_YOUR TASK:_
Copy out the material below in full, but not its images.

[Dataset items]
==============================

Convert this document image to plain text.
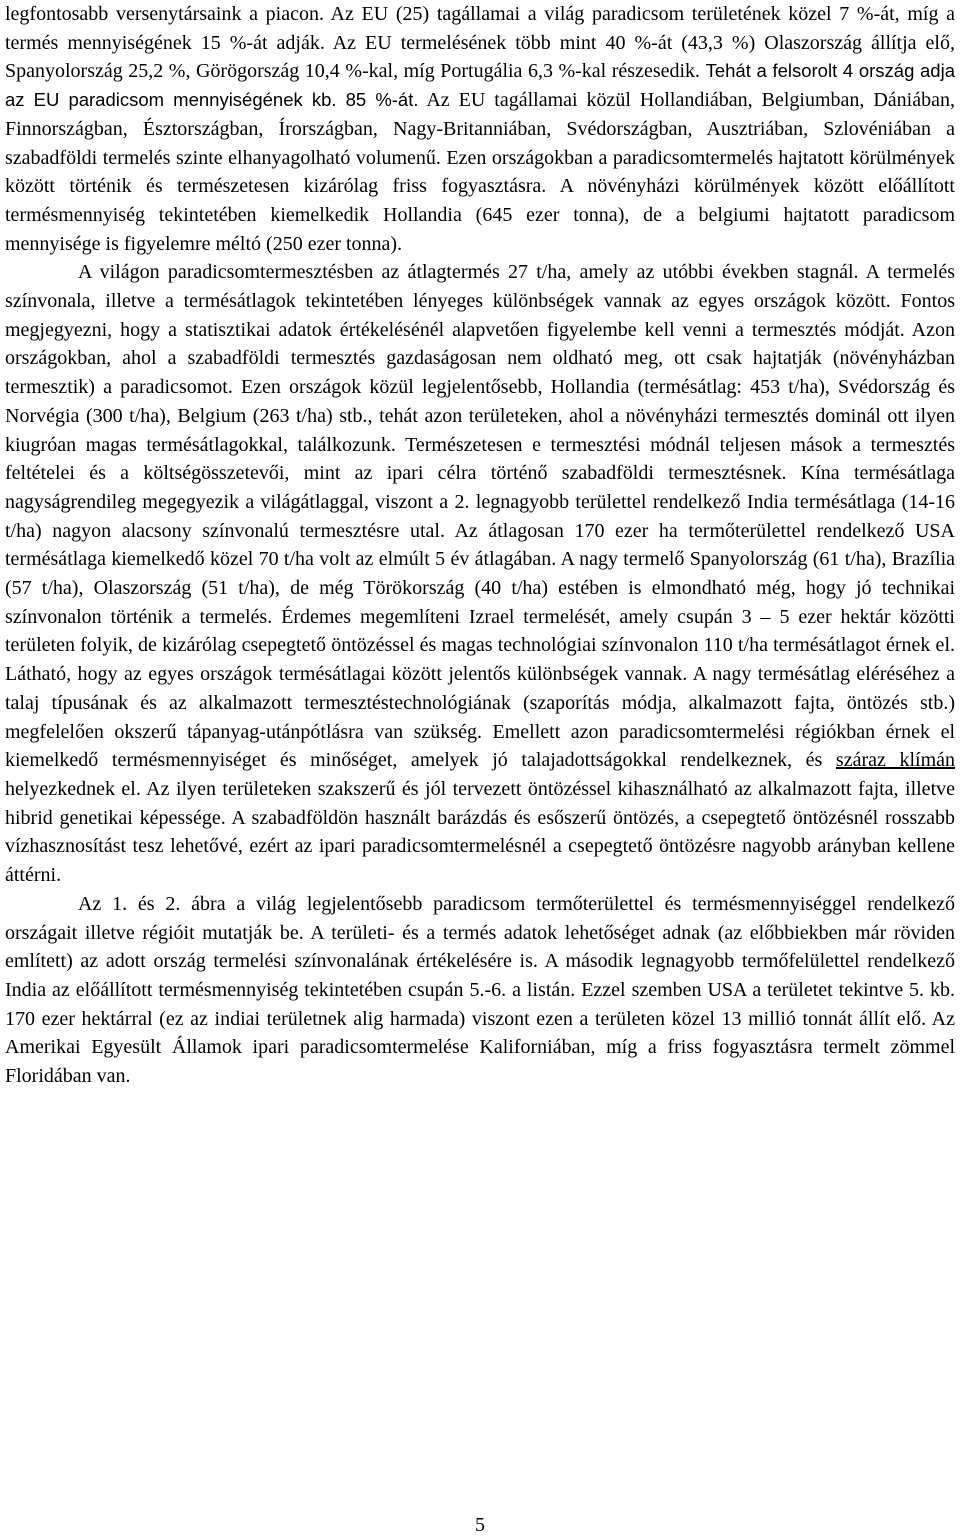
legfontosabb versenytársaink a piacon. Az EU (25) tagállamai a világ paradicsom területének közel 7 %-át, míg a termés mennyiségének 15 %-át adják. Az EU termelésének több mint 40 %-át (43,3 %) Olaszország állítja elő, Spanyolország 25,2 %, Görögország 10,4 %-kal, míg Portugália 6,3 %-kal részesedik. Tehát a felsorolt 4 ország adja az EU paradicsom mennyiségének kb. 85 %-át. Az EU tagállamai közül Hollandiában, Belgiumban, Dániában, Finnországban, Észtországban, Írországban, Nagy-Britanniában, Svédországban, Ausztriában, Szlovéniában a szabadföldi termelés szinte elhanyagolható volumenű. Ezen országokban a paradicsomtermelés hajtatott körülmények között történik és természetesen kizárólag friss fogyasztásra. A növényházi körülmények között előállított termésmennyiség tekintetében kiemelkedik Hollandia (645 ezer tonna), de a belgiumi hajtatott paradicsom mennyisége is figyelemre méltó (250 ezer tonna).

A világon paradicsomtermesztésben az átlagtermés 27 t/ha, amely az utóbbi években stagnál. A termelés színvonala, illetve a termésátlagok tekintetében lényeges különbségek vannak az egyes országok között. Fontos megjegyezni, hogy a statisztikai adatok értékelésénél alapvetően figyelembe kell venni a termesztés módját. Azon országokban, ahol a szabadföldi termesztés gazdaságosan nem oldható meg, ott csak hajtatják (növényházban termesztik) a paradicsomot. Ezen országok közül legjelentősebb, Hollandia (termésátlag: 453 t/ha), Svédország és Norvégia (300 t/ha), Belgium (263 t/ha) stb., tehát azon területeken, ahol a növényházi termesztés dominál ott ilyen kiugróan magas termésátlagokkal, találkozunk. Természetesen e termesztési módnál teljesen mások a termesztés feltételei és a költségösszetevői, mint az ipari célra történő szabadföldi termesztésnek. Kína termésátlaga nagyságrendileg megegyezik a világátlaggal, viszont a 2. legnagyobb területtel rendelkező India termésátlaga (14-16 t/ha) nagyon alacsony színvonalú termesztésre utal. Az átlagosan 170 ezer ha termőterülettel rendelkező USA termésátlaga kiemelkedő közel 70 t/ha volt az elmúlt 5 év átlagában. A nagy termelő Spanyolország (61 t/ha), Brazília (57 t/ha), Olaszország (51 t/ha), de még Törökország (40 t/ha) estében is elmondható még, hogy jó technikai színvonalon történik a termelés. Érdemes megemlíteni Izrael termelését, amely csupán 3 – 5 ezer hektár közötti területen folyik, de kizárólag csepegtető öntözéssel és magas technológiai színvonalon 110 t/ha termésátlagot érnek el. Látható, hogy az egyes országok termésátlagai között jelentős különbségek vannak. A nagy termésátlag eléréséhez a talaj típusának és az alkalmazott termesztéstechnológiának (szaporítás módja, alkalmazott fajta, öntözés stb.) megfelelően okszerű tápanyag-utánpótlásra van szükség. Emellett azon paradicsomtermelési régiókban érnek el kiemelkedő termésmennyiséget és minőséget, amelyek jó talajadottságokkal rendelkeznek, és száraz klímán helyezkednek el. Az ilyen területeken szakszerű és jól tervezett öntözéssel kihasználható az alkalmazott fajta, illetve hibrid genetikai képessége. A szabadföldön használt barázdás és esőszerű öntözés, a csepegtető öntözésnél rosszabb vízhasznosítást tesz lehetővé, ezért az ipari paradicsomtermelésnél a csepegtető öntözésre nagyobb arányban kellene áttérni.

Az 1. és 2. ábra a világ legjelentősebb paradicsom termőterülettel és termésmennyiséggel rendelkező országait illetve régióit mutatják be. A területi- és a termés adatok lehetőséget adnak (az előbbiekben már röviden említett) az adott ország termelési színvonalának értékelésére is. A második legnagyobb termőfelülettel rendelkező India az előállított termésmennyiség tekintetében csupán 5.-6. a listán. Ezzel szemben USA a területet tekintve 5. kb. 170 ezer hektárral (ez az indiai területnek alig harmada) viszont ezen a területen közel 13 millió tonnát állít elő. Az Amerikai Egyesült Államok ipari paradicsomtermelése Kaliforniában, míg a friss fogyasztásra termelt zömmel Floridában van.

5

==============================

_WRITTEN ANSWER:_
Convert this document image to plain text.
legfontosabb versenytársaink a piacon. Az EU (25) tagállamai a világ paradicsom területének közel 7 %-át, míg a termés mennyiségének 15 %-át adják. Az EU termelésének több mint 40 %-át (43,3 %) Olaszország állítja elő, Spanyolország 25,2 %, Görögország 10,4 %-kal, míg Portugália 6,3 %-kal részesedik. Tehát a felsorolt 4 ország adja az EU paradicsom mennyiségének kb. 85 %-át. Az EU tagállamai közül Hollandiában, Belgiumban, Dániában, Finnországban, Észtországban, Írországban, Nagy-Britanniában, Svédországban, Ausztriában, Szlovéniában a szabadföldi termelés szinte elhanyagolható volumenű. Ezen országokban a paradicsomtermelés hajtatott körülmények között történik és természetesen kizárólag friss fogyasztásra. A növényházi körülmények között előállított termésmennyiség tekintetében kiemelkedik Hollandia (645 ezer tonna), de a belgiumi hajtatott paradicsom mennyisége is figyelemre méltó (250 ezer tonna).

A világon paradicsomtermesztésben az átlagtermés 27 t/ha, amely az utóbbi években stagnál. A termelés színvonala, illetve a termésátlagok tekintetében lényeges különbségek vannak az egyes országok között. Fontos megjegyezni, hogy a statisztikai adatok értékelésénél alapvetően figyelembe kell venni a termesztés módját. Azon országokban, ahol a szabadföldi termesztés gazdaságosan nem oldható meg, ott csak hajtatják (növényházban termesztik) a paradicsomot. Ezen országok közül legjelentősebb, Hollandia (termésátlag: 453 t/ha), Svédország és Norvégia (300 t/ha), Belgium (263 t/ha) stb., tehát azon területeken, ahol a növényházi termesztés dominál ott ilyen kiugróan magas termésátlagokkal, találkozunk. Természetesen e termesztési módnál teljesen mások a termesztés feltételei és a költségösszetevői, mint az ipari célra történő szabadföldi termesztésnek. Kína termésátlaga nagyságrendileg megegyezik a világátlaggal, viszont a 2. legnagyobb területtel rendelkező India termésátlaga (14-16 t/ha) nagyon alacsony színvonalú termesztésre utal. Az átlagosan 170 ezer ha termőterülettel rendelkező USA termésátlaga kiemelkedő közel 70 t/ha volt az elmúlt 5 év átlagában. A nagy termelő Spanyolország (61 t/ha), Brazília (57 t/ha), Olaszország (51 t/ha), de még Törökország (40 t/ha) estében is elmondható még, hogy jó technikai színvonalon történik a termelés. Érdemes megemlíteni Izrael termelését, amely csupán 3 – 5 ezer hektár közötti területen folyik, de kizárólag csepegtető öntözéssel és magas technológiai színvonalon 110 t/ha termésátlagot érnek el. Látható, hogy az egyes országok termésátlagai között jelentős különbségek vannak. A nagy termésátlag eléréséhez a talaj típusának és az alkalmazott termesztéstechnológiának (szaporítás módja, alkalmazott fajta, öntözés stb.) megfelelően okszerű tápanyag-utánpótlásra van szükség. Emellett azon paradicsomtermelési régiókban érnek el kiemelkedő termésmennyiséget és minőséget, amelyek jó talajadottságokkal rendelkeznek, és száraz klímán helyezkednek el. Az ilyen területeken szakszerű és jól tervezett öntözéssel kihasználható az alkalmazott fajta, illetve hibrid genetikai képessége. A szabadföldön használt barázdás és esőszerű öntözés, a csepegtető öntözésnél rosszabb vízhasznosítást tesz lehetővé, ezért az ipari paradicsomtermelésnél a csepegtető öntözésre nagyobb arányban kellene áttérni.

Az 1. és 2. ábra a világ legjelentősebb paradicsom termőterülettel és termésmennyiséggel rendelkező országait illetve régióit mutatják be. A területi- és a termés adatok lehetőséget adnak (az előbbiekben már röviden említett) az adott ország termelési színvonalának értékelésére is. A második legnagyobb termőfelülettel rendelkező India az előállított termésmennyiség tekintetében csupán 5.-6. a listán. Ezzel szemben USA a területet tekintve 5. kb. 170 ezer hektárral (ez az indiai területnek alig harmada) viszont ezen a területen közel 13 millió tonnát állít elő. Az Amerikai Egyesült Államok ipari paradicsomtermelése Kaliforniában, míg a friss fogyasztásra termelt zömmel Floridában van.

5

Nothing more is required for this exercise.